◆ Data to use:
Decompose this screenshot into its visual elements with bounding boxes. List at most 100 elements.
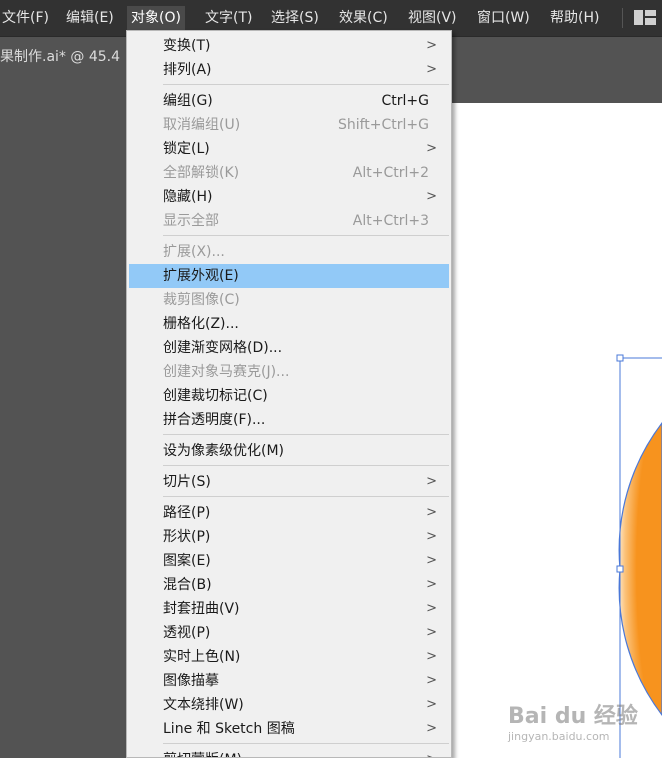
orange-circle [618, 422, 662, 716]
menu-item-label: 图案(E) [163, 553, 211, 569]
menu-item-label: 扩展外观(E) [163, 268, 239, 284]
menu-item-clipping-mask[interactable]: 剪切蒙版(M) > [129, 748, 449, 757]
submenu-arrow-icon: > [426, 577, 437, 592]
submenu-arrow-icon: > [426, 62, 437, 77]
selection-handle-top-left [616, 354, 624, 362]
menu-item-image-trace[interactable]: 图像描摹 > [129, 669, 449, 693]
menu-item-shortcut: Alt+Ctrl+2 [352, 165, 429, 181]
baidu-watermark-url: jingyan.baidu.com [508, 730, 610, 743]
menu-item-group[interactable]: 编组(G) Ctrl+G [129, 89, 449, 113]
menu-item-envelope-distort[interactable]: 封套扭曲(V) > [129, 597, 449, 621]
menu-item-label: 透视(P) [163, 625, 211, 641]
menu-item-live-paint[interactable]: 实时上色(N) > [129, 645, 449, 669]
menu-item-unlock-all: 全部解锁(K) Alt+Ctrl+2 [129, 161, 449, 185]
menu-item-slice[interactable]: 切片(S) > [129, 470, 449, 494]
menu-item-label: 封套扭曲(V) [163, 601, 240, 617]
submenu-arrow-icon: > [426, 649, 437, 664]
document-tab[interactable]: 果制作.ai* @ 45.4 [0, 37, 126, 77]
menu-item-rasterize[interactable]: 栅格化(Z)... [129, 312, 449, 336]
menu-separator [163, 235, 449, 236]
menu-separator [163, 465, 449, 466]
menu-item-perspective[interactable]: 透视(P) > [129, 621, 449, 645]
submenu-arrow-icon: > [426, 474, 437, 489]
menu-type[interactable]: 文字(T) [201, 6, 256, 30]
submenu-arrow-icon: > [426, 673, 437, 688]
menu-item-label: 文本绕排(W) [163, 697, 244, 713]
menu-item-label: 显示全部 [163, 213, 219, 229]
menu-item-label: 扩展(X)... [163, 244, 225, 260]
menu-item-pattern[interactable]: 图案(E) > [129, 549, 449, 573]
menu-item-label: Line 和 Sketch 图稿 [163, 721, 295, 737]
menu-item-hide[interactable]: 隐藏(H) > [129, 185, 449, 209]
menu-item-label: 创建对象马赛克(J)... [163, 364, 290, 380]
workspace-switcher-icon[interactable] [634, 10, 656, 25]
menu-item-expand: 扩展(X)... [129, 240, 449, 264]
artwork-layer[interactable] [452, 103, 662, 758]
submenu-arrow-icon: > [426, 141, 437, 156]
menu-item-shortcut: Ctrl+G [381, 93, 430, 109]
menu-item-label: 切片(S) [163, 474, 211, 490]
submenu-arrow-icon: > [426, 38, 437, 53]
menu-item-label: 排列(A) [163, 62, 212, 78]
menubar-divider [622, 8, 623, 28]
tab-bar-filler [452, 37, 662, 77]
menu-item-label: 裁剪图像(C) [163, 292, 240, 308]
submenu-arrow-icon: > [426, 750, 437, 757]
menu-item-arrange[interactable]: 排列(A) > [129, 58, 449, 82]
menu-item-lock[interactable]: 锁定(L) > [129, 137, 449, 161]
menu-item-crop-image: 裁剪图像(C) [129, 288, 449, 312]
submenu-arrow-icon: > [426, 529, 437, 544]
menu-item-text-wrap[interactable]: 文本绕排(W) > [129, 693, 449, 717]
menu-item-create-trim-marks[interactable]: 创建裁切标记(C) [129, 384, 449, 408]
menu-item-label: 隐藏(H) [163, 189, 213, 205]
submenu-arrow-icon: > [426, 625, 437, 640]
menu-item-label: 全部解锁(K) [163, 165, 240, 181]
menu-item-label: 形状(P) [163, 529, 211, 545]
menu-window[interactable]: 窗口(W) [473, 6, 534, 30]
menu-item-label: 锁定(L) [163, 141, 210, 157]
submenu-arrow-icon: > [426, 601, 437, 616]
submenu-arrow-icon: > [426, 697, 437, 712]
menu-item-label: 创建裁切标记(C) [163, 388, 268, 404]
menu-separator [163, 743, 449, 744]
menu-file[interactable]: 文件(F) [0, 6, 53, 30]
menu-item-shape[interactable]: 形状(P) > [129, 525, 449, 549]
menu-item-line-and-sketch-art[interactable]: Line 和 Sketch 图稿 > [129, 717, 449, 741]
menu-item-create-object-mosaic: 创建对象马赛克(J)... [129, 360, 449, 384]
menu-effect[interactable]: 效果(C) [335, 6, 392, 30]
menu-item-label: 混合(B) [163, 577, 212, 593]
menu-separator [163, 496, 449, 497]
menu-item-label: 剪切蒙版(M) [163, 750, 242, 757]
menu-separator [163, 434, 449, 435]
submenu-arrow-icon: > [426, 553, 437, 568]
menu-select[interactable]: 选择(S) [267, 6, 323, 30]
menu-item-path[interactable]: 路径(P) > [129, 501, 449, 525]
menu-help[interactable]: 帮助(H) [546, 6, 603, 30]
menu-item-expand-appearance[interactable]: 扩展外观(E) [129, 264, 449, 288]
menu-item-label: 图像描摹 [163, 673, 219, 689]
menu-view[interactable]: 视图(V) [404, 6, 461, 30]
menu-item-label: 栅格化(Z)... [163, 316, 239, 332]
menu-item-transform[interactable]: 变换(T) > [129, 34, 449, 58]
menu-item-flatten-transparency[interactable]: 拼合透明度(F)... [129, 408, 449, 432]
menu-item-label: 设为像素级优化(M) [163, 443, 285, 459]
menu-item-label: 路径(P) [163, 505, 211, 521]
menu-item-ungroup: 取消编组(U) Shift+Ctrl+G [129, 113, 449, 137]
menu-item-label: 实时上色(N) [163, 649, 241, 665]
menu-item-blend[interactable]: 混合(B) > [129, 573, 449, 597]
menu-item-make-pixel-perfect[interactable]: 设为像素级优化(M) [129, 439, 449, 463]
menu-item-create-gradient-mesh[interactable]: 创建渐变网格(D)... [129, 336, 449, 360]
menu-item-shortcut: Alt+Ctrl+3 [352, 213, 429, 229]
menu-item-label: 取消编组(U) [163, 117, 241, 133]
menu-item-label: 创建渐变网格(D)... [163, 340, 283, 356]
menu-edit[interactable]: 编辑(E) [62, 6, 118, 30]
submenu-arrow-icon: > [426, 721, 437, 736]
menu-item-label: 编组(G) [163, 93, 213, 109]
menu-item-shortcut: Shift+Ctrl+G [337, 117, 429, 133]
baidu-watermark: Bai du 经验 [508, 704, 638, 729]
selection-handle-middle-left [616, 565, 624, 573]
submenu-arrow-icon: > [426, 189, 437, 204]
menu-object[interactable]: 对象(O) [127, 6, 185, 30]
submenu-arrow-icon: > [426, 505, 437, 520]
menu-item-show-all: 显示全部 Alt+Ctrl+3 [129, 209, 449, 233]
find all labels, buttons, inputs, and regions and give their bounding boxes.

◆ Your instructions:
Rewrite all of the entries above, replacing every occurrence of "submenu-arrow-icon" with "chevron-icon" and leaving everything else unchanged. Leave out the pictures.

◆ The answer:
Decompose this screenshot into its visual elements with bounding boxes. List at most 100 elements.
orange-circle [618, 422, 662, 716]
menu-item-label: 图案(E) [163, 553, 211, 569]
menu-item-label: 扩展外观(E) [163, 268, 239, 284]
menu-item-clipping-mask[interactable]: 剪切蒙版(M) > [129, 748, 449, 757]
chevron-icon: > [426, 577, 437, 592]
chevron-icon: > [426, 62, 437, 77]
selection-handle-top-left [616, 354, 624, 362]
menu-item-image-trace[interactable]: 图像描摹 > [129, 669, 449, 693]
menu-item-shortcut: Alt+Ctrl+2 [352, 165, 429, 181]
baidu-watermark-url: jingyan.baidu.com [508, 730, 610, 743]
menu-item-group[interactable]: 编组(G) Ctrl+G [129, 89, 449, 113]
menu-item-envelope-distort[interactable]: 封套扭曲(V) > [129, 597, 449, 621]
menu-item-label: 透视(P) [163, 625, 211, 641]
menu-item-live-paint[interactable]: 实时上色(N) > [129, 645, 449, 669]
menu-item-unlock-all: 全部解锁(K) Alt+Ctrl+2 [129, 161, 449, 185]
menu-item-slice[interactable]: 切片(S) > [129, 470, 449, 494]
menu-item-label: 封套扭曲(V) [163, 601, 240, 617]
chevron-icon: > [426, 649, 437, 664]
document-tab[interactable]: 果制作.ai* @ 45.4 [0, 37, 126, 77]
menu-item-rasterize[interactable]: 栅格化(Z)... [129, 312, 449, 336]
menu-separator [163, 235, 449, 236]
menu-separator [163, 465, 449, 466]
menu-item-perspective[interactable]: 透视(P) > [129, 621, 449, 645]
chevron-icon: > [426, 474, 437, 489]
menu-type[interactable]: 文字(T) [201, 6, 256, 30]
chevron-icon: > [426, 673, 437, 688]
menu-item-label: 文本绕排(W) [163, 697, 244, 713]
menu-item-label: 显示全部 [163, 213, 219, 229]
menu-item-label: 扩展(X)... [163, 244, 225, 260]
menu-item-pattern[interactable]: 图案(E) > [129, 549, 449, 573]
menu-item-label: Line 和 Sketch 图稿 [163, 721, 295, 737]
menu-item-hide[interactable]: 隐藏(H) > [129, 185, 449, 209]
menu-item-label: 创建对象马赛克(J)... [163, 364, 290, 380]
workspace-switcher-icon[interactable] [634, 10, 656, 25]
menu-item-expand: 扩展(X)... [129, 240, 449, 264]
artwork-layer[interactable] [452, 103, 662, 758]
chevron-icon: > [426, 141, 437, 156]
menu-item-shortcut: Ctrl+G [381, 93, 430, 109]
menu-item-label: 切片(S) [163, 474, 211, 490]
chevron-icon: > [426, 38, 437, 53]
menu-item-label: 排列(A) [163, 62, 212, 78]
menubar-divider [622, 8, 623, 28]
tab-bar-filler [452, 37, 662, 77]
menu-item-label: 裁剪图像(C) [163, 292, 240, 308]
chevron-icon: > [426, 750, 437, 757]
menu-item-arrange[interactable]: 排列(A) > [129, 58, 449, 82]
menu-item-lock[interactable]: 锁定(L) > [129, 137, 449, 161]
menu-item-crop-image: 裁剪图像(C) [129, 288, 449, 312]
chevron-icon: > [426, 529, 437, 544]
menu-item-text-wrap[interactable]: 文本绕排(W) > [129, 693, 449, 717]
menu-item-create-trim-marks[interactable]: 创建裁切标记(C) [129, 384, 449, 408]
menu-item-label: 隐藏(H) [163, 189, 213, 205]
chevron-icon: > [426, 625, 437, 640]
menu-item-label: 全部解锁(K) [163, 165, 240, 181]
menu-item-label: 形状(P) [163, 529, 211, 545]
menu-window[interactable]: 窗口(W) [473, 6, 534, 30]
menu-item-label: 锁定(L) [163, 141, 210, 157]
chevron-icon: > [426, 601, 437, 616]
chevron-icon: > [426, 697, 437, 712]
menu-item-label: 创建裁切标记(C) [163, 388, 268, 404]
menu-separator [163, 743, 449, 744]
menu-file[interactable]: 文件(F) [0, 6, 53, 30]
menu-item-shape[interactable]: 形状(P) > [129, 525, 449, 549]
menu-item-line-and-sketch-art[interactable]: Line 和 Sketch 图稿 > [129, 717, 449, 741]
menu-item-create-object-mosaic: 创建对象马赛克(J)... [129, 360, 449, 384]
menu-effect[interactable]: 效果(C) [335, 6, 392, 30]
menu-item-label: 混合(B) [163, 577, 212, 593]
menu-separator [163, 496, 449, 497]
menu-item-label: 剪切蒙版(M) [163, 750, 242, 757]
menu-separator [163, 434, 449, 435]
chevron-icon: > [426, 553, 437, 568]
menu-select[interactable]: 选择(S) [267, 6, 323, 30]
menu-item-path[interactable]: 路径(P) > [129, 501, 449, 525]
menu-help[interactable]: 帮助(H) [546, 6, 603, 30]
menu-item-expand-appearance[interactable]: 扩展外观(E) [129, 264, 449, 288]
menu-item-label: 图像描摹 [163, 673, 219, 689]
menu-view[interactable]: 视图(V) [404, 6, 461, 30]
menu-item-label: 栅格化(Z)... [163, 316, 239, 332]
menu-item-transform[interactable]: 变换(T) > [129, 34, 449, 58]
menu-item-flatten-transparency[interactable]: 拼合透明度(F)... [129, 408, 449, 432]
menu-item-label: 设为像素级优化(M) [163, 443, 285, 459]
menu-item-label: 路径(P) [163, 505, 211, 521]
menu-item-ungroup: 取消编组(U) Shift+Ctrl+G [129, 113, 449, 137]
menu-item-label: 实时上色(N) [163, 649, 241, 665]
menu-item-blend[interactable]: 混合(B) > [129, 573, 449, 597]
menu-item-make-pixel-perfect[interactable]: 设为像素级优化(M) [129, 439, 449, 463]
menu-item-create-gradient-mesh[interactable]: 创建渐变网格(D)... [129, 336, 449, 360]
menu-item-shortcut: Alt+Ctrl+3 [352, 213, 429, 229]
menu-item-label: 取消编组(U) [163, 117, 241, 133]
menu-item-label: 创建渐变网格(D)... [163, 340, 283, 356]
menu-edit[interactable]: 编辑(E) [62, 6, 118, 30]
chevron-icon: > [426, 721, 437, 736]
menu-item-label: 编组(G) [163, 93, 213, 109]
menu-item-shortcut: Shift+Ctrl+G [337, 117, 429, 133]
baidu-watermark: Bai du 经验 [508, 704, 638, 729]
selection-handle-middle-left [616, 565, 624, 573]
chevron-icon: > [426, 189, 437, 204]
menu-object[interactable]: 对象(O) [127, 6, 185, 30]
chevron-icon: > [426, 505, 437, 520]
menu-item-show-all: 显示全部 Alt+Ctrl+3 [129, 209, 449, 233]
find all labels, buttons, inputs, and regions and give their bounding boxes.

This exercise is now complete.